There has never been resistance to the intercultural vision of the congregation from the church’s pioneers, who are now seniors, Chow commented, although this group sometimes wishes to “rest” from change and effort.

Ironically, noted Peters, it’s the boomer generation that, while intellectually in favour, has difficulty breaking through and integrating other cultures.

Esperanza

Another intentionally intercultural Mennonite Brethren church is the Esperanza Multicultural Church, a church in Delta that embraces a variety of Spanish-speaking cultures as well as English cultures. The Esperanza congregation was first affiliated with Mennonite Brethren as a linguistic congregation of Willingdon Church. In 2002, the group became an independent MB church. Translated services didn’t meet their needs or interests; they wanted to be an ethnic church that would reach back into the English community.

“We are intercultural or multicultural even though we use Spanish,” pastor Rob Brynjolfson said in a telephone interview. “We represent a variety of Spanish-speaking cultures.” The church embraced a vision to be intentionally intercultural, and that meant developing an English language church – for their youth who are in the “shadowlands” between Spanish and English cultures, but also for outreach.

Both Brynjolfson and Peters have been involved in the larger intentionally intercultural churches (IIC) “movement.” It emerged as churches across North America recognized a reality and became more intentional about it. It’s a mindset, Brynjolfson said, that develops into strategy.

IIC Conferences in Ontario and B.C. have brought together participating church leaders to learn the issues, and Brynjolfson is co-editor of a manual for churches in transition, Becoming an Intentionally Intercultural Church.

All about culture

For some participants, the intentionally intercultural church movement represents a specific challenge to the homogenous unit principle (HUP) promoted by the Church Growth Movement of the 1970s and 1980s. Brynjolfson’s own view is that IIC doesn’t negate church growth principles and that there are many models of church that can be used. For him, it’s about culture.

“As evangelicals, we need to develop a more concise and accurate theology of culture,” he said. Often wrongly seen as the problem, culture is a gift of God, Brynjolfson said, to which we give “expression.” It is like two sides of a coin: affected by human depravity and reflective of the Creator.
A theology of culture, therefore, involves humility about our own culture and respect for that of others. It has to follow, he said, quoting Eric Law (The Wolf Shall Dwell with the Lamb) “the road of the cross.”

Worth it?

The four leaders I met with at Killarney Park Church radiated their commitment to the vision God has given them. They believe the attempt to be intercultural is both right and necessary, especially for churches in places like Vancouver, and they believe it’s worth it. They told good stories of how the congregation has changed, and how they have been changed.

David Chow told, for example, of an Iranian couple – Muslim – who came to Killarney Park several years ago. They liked the music, the messages and the fellowship. Some time later the father asked Chow to “raise” their son, that is, to be like a father to him and teach him the ways of Jesus Christ. This son, now a teen, has become a Christian.

Upon hearing of his son’s conversion, the father said, “You say you are a Christian; you better live as a Christian.” This story of people encountering Jesus, like others they told, is one that is still unfolding.

Quite simply, as Rob Brynjolfson said, “Jesus is honoured when we reach out interculturally.”

• **MATERIAL**
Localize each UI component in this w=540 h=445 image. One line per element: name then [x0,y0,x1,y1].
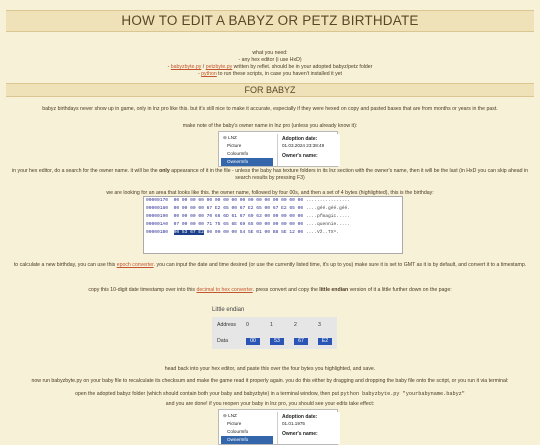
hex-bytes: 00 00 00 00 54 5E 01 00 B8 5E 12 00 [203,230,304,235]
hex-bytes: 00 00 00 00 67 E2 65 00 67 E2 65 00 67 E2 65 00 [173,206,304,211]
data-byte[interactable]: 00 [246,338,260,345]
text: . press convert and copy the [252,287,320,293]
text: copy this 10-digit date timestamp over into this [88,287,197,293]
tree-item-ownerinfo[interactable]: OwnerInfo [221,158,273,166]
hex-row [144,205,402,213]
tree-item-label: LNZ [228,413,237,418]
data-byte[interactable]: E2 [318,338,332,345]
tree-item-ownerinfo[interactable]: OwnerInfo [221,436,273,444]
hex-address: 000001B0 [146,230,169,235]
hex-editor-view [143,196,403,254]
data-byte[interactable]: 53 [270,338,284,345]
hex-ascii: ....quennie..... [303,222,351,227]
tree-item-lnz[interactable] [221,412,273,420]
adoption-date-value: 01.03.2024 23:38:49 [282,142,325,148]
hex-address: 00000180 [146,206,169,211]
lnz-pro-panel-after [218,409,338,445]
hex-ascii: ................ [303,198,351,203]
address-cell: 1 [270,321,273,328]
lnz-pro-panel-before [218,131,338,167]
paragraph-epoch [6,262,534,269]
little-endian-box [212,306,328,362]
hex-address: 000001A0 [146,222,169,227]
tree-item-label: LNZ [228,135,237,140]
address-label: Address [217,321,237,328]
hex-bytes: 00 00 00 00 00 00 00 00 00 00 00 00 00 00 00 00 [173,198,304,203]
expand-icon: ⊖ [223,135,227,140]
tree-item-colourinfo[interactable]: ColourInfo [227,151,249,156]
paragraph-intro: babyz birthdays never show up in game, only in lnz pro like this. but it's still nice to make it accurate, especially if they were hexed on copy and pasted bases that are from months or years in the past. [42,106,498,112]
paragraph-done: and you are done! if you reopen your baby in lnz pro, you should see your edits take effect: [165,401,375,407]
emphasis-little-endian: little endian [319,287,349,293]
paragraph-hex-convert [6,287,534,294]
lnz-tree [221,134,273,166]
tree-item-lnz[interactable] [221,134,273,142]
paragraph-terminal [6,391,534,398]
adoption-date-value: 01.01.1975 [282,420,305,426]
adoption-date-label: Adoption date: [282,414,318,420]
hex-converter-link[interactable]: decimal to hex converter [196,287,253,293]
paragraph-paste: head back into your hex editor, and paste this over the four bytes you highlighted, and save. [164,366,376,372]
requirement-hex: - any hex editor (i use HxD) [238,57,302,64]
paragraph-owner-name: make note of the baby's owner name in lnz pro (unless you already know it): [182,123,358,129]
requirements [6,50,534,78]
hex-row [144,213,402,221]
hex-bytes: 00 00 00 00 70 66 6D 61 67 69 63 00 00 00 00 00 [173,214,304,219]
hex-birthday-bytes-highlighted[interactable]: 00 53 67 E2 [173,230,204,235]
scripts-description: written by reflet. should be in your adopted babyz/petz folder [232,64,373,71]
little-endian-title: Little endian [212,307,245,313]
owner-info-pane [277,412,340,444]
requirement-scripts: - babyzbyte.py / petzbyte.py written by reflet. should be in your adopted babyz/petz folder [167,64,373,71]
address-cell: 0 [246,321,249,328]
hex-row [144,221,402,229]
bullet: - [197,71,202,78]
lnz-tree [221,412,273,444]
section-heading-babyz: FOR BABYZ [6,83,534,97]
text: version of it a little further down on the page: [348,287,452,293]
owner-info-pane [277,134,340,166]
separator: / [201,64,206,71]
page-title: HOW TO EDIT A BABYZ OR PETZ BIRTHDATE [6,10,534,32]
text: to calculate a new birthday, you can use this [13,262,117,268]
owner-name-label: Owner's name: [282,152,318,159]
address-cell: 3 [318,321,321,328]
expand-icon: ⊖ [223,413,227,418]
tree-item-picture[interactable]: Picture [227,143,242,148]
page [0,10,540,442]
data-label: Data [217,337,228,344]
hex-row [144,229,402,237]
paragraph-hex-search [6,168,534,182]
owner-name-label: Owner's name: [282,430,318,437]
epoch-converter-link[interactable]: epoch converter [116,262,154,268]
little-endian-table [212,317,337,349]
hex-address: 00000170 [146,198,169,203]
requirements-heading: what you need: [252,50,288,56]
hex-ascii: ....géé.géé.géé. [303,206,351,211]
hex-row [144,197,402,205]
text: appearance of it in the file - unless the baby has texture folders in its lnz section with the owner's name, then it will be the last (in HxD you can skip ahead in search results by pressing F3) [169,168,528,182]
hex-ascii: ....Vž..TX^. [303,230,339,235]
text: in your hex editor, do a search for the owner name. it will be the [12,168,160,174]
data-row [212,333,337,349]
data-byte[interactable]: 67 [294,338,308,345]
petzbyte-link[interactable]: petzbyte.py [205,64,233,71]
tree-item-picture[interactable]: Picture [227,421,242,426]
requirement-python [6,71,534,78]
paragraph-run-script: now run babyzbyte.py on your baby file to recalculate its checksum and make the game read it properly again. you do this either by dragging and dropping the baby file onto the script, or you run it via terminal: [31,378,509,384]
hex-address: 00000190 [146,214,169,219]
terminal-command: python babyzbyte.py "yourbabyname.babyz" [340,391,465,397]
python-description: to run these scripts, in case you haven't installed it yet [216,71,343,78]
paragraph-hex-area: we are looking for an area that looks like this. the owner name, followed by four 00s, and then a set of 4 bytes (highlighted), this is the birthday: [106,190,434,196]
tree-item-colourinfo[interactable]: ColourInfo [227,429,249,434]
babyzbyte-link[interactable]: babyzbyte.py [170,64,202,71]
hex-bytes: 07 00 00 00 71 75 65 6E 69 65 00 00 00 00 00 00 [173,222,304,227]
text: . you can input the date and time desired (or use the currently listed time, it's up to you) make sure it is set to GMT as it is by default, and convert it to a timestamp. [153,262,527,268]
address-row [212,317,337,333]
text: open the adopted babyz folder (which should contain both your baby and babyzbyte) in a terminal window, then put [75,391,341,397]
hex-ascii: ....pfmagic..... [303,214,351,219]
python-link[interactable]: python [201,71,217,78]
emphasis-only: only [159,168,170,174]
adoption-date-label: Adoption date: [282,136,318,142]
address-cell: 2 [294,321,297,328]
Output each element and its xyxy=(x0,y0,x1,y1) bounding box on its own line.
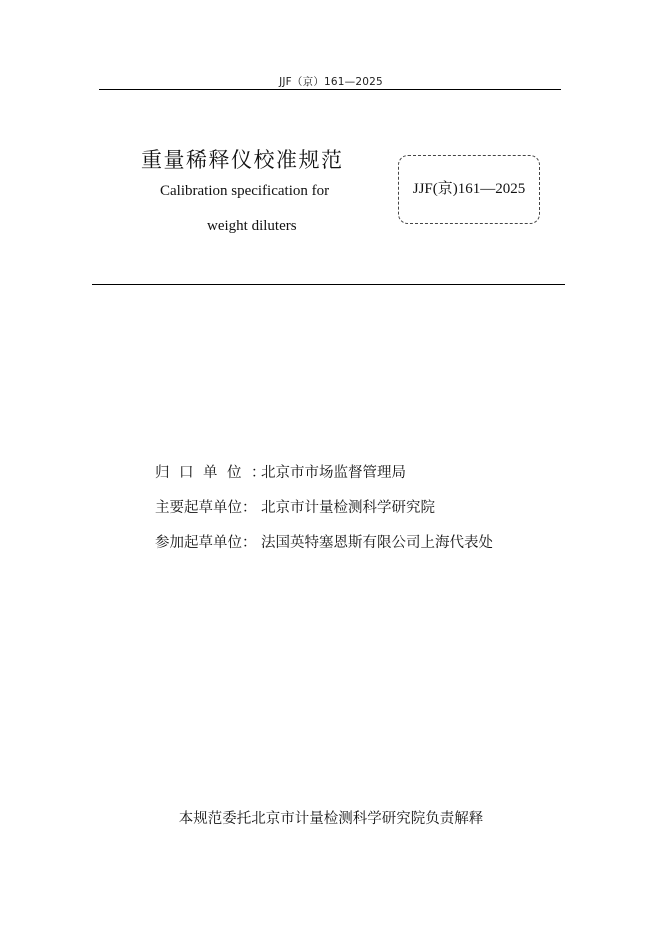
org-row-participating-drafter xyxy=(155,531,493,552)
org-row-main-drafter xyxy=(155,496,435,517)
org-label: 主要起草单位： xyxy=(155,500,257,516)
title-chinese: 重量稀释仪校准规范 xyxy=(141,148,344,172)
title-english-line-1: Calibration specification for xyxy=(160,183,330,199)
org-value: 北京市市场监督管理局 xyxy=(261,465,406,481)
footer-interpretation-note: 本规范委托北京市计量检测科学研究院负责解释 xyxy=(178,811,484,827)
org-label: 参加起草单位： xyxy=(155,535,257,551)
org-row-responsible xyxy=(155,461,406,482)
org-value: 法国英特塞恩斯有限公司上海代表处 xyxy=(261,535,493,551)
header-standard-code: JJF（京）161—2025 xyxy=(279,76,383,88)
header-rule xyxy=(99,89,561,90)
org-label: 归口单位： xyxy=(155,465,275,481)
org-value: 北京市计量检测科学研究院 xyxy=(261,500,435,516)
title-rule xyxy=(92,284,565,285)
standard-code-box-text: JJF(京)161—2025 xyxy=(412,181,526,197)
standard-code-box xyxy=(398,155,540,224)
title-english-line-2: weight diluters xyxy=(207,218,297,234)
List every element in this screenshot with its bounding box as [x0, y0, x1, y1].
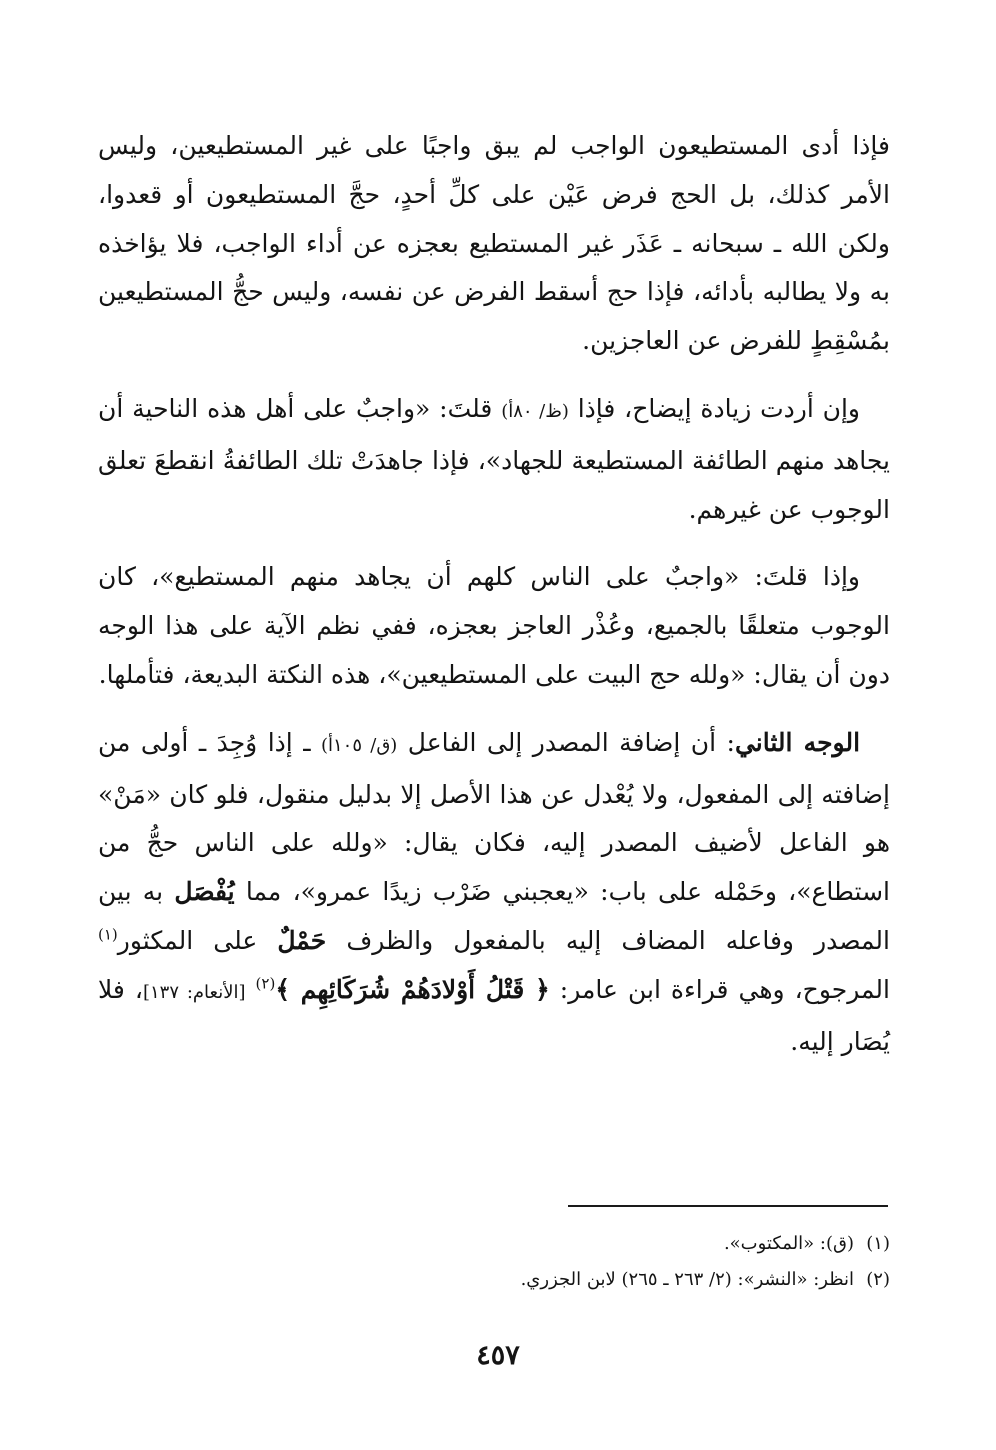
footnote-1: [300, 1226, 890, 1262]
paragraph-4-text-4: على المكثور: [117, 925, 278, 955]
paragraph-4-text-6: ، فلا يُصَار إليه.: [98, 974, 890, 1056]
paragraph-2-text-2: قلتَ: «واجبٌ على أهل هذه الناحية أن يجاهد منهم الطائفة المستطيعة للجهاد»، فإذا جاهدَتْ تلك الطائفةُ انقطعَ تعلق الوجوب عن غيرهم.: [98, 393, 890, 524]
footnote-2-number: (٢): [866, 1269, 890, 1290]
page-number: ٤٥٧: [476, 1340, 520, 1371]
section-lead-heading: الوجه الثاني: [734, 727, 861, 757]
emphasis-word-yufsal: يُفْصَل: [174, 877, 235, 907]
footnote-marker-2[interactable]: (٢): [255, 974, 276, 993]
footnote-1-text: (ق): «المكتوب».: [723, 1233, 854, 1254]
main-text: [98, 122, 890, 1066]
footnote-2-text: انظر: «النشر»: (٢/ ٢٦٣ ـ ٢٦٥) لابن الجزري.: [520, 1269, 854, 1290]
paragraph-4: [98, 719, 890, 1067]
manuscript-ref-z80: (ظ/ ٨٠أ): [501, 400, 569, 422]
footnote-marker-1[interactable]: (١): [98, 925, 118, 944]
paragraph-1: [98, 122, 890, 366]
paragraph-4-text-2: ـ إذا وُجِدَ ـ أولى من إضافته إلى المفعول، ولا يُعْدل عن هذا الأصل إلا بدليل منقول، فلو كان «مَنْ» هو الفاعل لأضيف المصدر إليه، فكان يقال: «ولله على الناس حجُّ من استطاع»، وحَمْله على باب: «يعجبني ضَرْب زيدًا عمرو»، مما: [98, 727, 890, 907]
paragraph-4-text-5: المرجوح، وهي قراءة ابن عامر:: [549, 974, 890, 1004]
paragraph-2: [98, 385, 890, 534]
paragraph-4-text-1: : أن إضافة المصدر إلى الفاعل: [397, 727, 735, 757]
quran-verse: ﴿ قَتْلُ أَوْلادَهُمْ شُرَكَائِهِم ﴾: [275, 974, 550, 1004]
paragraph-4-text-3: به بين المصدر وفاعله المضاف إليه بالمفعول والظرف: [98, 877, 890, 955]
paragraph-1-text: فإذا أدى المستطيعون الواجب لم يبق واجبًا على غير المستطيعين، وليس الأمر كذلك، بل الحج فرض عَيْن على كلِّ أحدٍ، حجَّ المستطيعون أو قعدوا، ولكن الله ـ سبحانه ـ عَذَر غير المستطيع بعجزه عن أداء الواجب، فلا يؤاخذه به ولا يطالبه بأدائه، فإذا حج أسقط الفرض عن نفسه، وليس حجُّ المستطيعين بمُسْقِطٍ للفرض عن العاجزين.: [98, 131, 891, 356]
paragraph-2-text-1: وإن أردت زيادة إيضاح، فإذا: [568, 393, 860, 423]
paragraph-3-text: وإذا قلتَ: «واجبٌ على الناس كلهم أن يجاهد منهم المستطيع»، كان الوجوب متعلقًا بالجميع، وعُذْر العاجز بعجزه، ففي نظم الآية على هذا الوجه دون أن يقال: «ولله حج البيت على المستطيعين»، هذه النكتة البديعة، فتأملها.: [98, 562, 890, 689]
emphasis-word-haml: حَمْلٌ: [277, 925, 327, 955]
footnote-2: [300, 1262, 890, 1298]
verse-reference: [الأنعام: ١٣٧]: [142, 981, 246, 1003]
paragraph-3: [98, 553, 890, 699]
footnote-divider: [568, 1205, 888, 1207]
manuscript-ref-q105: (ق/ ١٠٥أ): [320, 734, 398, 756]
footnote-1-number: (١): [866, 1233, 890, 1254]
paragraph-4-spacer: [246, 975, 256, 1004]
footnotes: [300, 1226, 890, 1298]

• **WRITTEN REQUEST**
According to the passage on intercultural Mennonite Brethren churches, in what year did the Esperanza group become an independent MB church? The listing plays no part in these tasks.

• **COMPLETE ANSWER**
2002